→ **Work to do**: Below are records; count the lines in them that hold "szerint" and give only the count.

→ **Source data**:

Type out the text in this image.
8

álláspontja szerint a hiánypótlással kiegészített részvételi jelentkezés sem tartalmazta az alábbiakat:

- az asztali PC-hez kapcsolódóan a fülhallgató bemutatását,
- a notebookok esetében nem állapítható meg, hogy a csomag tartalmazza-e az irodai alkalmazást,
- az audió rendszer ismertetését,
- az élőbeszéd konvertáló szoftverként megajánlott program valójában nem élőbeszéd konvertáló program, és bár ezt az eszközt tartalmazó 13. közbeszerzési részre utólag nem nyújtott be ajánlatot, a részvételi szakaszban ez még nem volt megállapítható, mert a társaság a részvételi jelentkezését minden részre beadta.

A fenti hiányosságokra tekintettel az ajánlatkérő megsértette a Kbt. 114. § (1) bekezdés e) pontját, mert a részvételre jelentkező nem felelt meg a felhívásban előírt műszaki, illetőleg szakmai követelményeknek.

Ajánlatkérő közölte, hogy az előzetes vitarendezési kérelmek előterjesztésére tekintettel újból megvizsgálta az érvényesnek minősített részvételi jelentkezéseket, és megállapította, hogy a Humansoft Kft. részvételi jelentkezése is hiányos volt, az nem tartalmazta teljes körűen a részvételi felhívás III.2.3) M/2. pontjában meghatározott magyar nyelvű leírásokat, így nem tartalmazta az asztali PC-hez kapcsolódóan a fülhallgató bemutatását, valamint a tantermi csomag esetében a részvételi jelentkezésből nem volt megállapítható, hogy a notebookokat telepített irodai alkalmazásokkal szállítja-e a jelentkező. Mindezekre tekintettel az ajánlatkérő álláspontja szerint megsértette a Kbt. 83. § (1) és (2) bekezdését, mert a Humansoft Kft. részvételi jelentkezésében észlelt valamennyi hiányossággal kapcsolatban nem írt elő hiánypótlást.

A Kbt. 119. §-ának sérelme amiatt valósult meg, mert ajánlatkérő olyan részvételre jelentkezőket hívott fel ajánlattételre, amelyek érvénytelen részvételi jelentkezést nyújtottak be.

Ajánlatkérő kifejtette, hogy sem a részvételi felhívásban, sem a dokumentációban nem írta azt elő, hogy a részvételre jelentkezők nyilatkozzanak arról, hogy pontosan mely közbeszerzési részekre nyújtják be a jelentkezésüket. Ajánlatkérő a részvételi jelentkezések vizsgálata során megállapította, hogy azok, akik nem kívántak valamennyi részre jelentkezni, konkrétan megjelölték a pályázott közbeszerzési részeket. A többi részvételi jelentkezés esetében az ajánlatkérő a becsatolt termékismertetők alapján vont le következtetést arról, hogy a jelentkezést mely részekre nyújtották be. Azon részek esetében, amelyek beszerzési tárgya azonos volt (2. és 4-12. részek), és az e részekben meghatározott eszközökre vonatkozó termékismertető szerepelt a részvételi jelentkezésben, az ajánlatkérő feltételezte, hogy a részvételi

* * *

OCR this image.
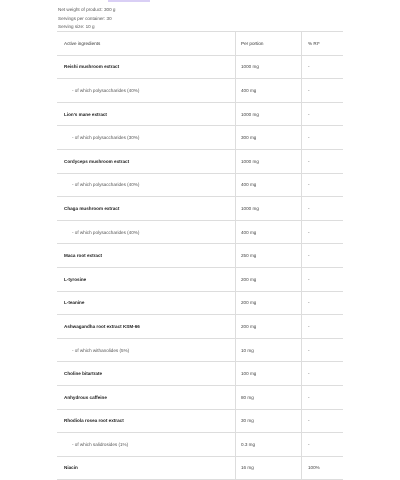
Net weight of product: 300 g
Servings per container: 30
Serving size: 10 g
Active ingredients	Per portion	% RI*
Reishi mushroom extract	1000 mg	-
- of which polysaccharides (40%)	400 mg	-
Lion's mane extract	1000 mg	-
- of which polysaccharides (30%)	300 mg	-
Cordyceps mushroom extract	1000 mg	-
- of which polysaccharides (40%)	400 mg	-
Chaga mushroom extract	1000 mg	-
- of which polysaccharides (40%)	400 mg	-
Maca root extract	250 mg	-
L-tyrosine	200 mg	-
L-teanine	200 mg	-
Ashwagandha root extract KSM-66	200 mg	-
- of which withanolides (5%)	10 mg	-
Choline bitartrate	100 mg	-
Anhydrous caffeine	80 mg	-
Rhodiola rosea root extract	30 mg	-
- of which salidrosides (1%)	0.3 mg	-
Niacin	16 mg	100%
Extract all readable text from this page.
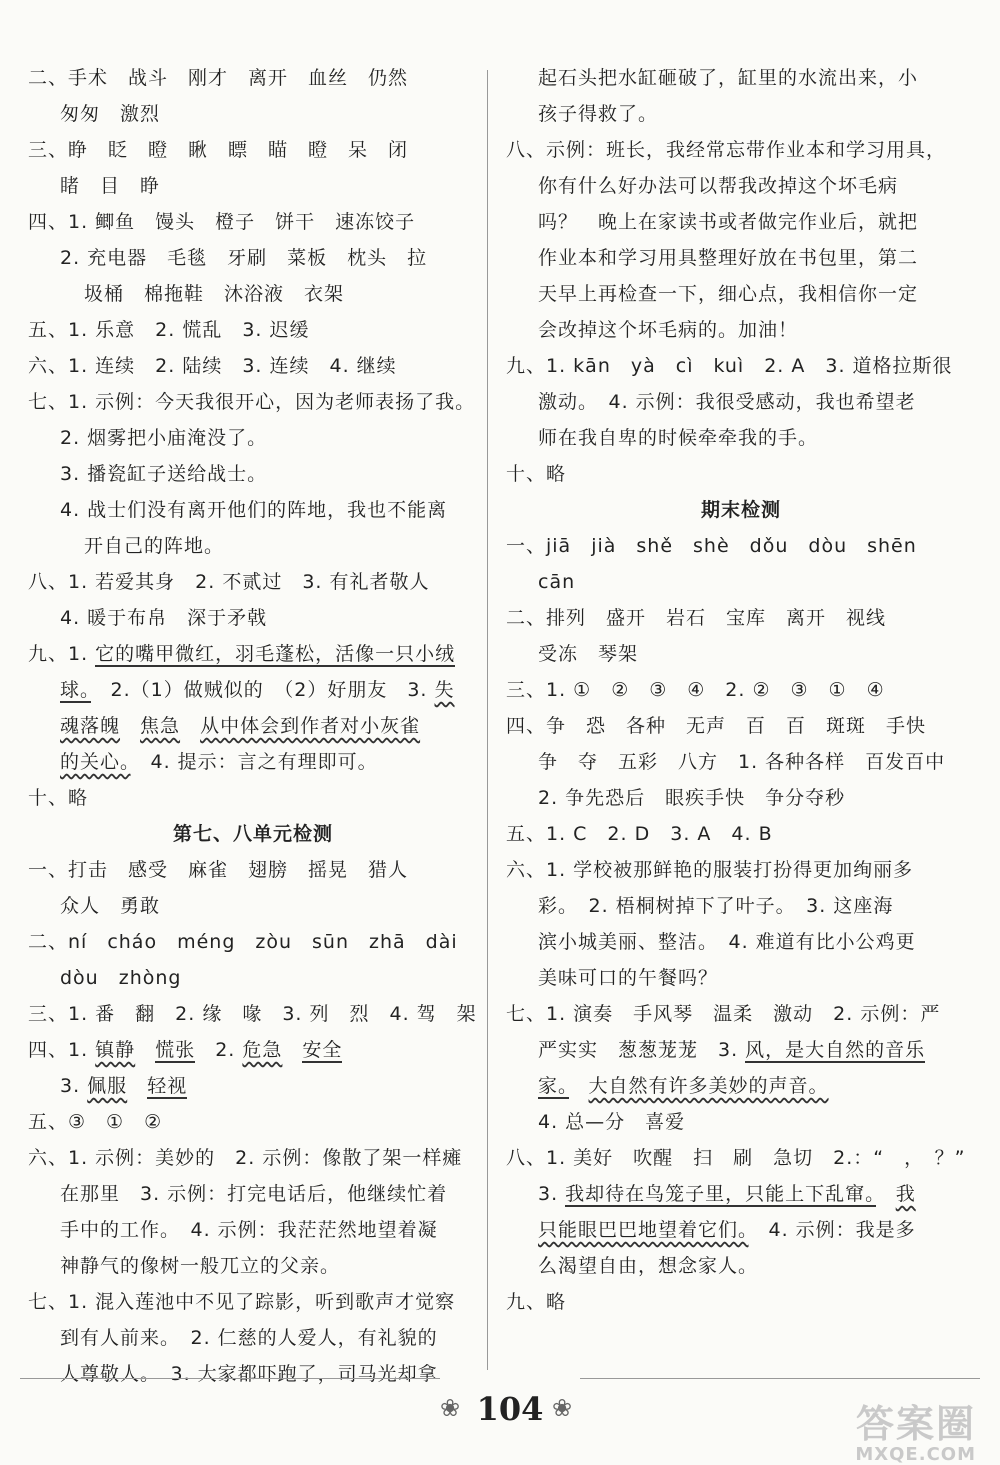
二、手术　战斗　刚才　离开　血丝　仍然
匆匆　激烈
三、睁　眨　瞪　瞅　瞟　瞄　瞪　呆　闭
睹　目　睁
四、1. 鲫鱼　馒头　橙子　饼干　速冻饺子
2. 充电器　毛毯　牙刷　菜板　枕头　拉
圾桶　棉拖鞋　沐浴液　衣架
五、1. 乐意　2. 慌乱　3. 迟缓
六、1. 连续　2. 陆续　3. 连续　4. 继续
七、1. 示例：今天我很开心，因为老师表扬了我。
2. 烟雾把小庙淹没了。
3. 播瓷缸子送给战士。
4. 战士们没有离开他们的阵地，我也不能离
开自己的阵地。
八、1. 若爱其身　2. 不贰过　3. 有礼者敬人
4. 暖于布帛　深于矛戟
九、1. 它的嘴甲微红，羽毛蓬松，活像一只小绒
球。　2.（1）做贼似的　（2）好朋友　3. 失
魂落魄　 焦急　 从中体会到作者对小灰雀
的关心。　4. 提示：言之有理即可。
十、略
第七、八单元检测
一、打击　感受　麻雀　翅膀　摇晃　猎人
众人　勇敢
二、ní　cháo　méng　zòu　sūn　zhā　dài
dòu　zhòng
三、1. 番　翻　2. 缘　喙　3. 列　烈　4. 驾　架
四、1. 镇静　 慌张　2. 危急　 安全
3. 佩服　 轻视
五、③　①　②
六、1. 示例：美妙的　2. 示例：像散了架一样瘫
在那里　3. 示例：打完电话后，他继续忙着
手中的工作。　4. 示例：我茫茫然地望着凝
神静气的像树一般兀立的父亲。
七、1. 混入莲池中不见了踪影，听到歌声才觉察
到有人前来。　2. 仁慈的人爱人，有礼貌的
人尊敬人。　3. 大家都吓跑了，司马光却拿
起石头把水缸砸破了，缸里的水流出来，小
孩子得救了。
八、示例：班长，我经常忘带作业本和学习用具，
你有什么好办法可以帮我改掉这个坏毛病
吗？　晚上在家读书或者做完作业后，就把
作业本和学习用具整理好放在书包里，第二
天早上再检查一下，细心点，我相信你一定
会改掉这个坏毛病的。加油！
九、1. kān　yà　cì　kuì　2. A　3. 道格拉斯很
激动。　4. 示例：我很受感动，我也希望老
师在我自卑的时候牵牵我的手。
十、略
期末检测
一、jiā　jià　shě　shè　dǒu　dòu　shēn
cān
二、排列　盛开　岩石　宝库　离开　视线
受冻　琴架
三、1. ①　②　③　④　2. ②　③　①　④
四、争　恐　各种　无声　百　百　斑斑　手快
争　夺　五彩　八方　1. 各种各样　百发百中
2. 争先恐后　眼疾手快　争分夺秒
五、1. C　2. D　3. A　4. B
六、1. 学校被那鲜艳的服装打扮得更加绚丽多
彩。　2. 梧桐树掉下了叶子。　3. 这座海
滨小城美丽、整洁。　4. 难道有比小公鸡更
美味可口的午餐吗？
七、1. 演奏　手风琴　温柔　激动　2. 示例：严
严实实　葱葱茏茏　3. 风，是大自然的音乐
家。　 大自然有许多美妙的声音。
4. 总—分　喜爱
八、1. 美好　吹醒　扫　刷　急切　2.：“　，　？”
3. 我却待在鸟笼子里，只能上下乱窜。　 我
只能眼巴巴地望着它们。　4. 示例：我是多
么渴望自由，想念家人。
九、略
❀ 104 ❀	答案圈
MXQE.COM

→ **Final result**: 2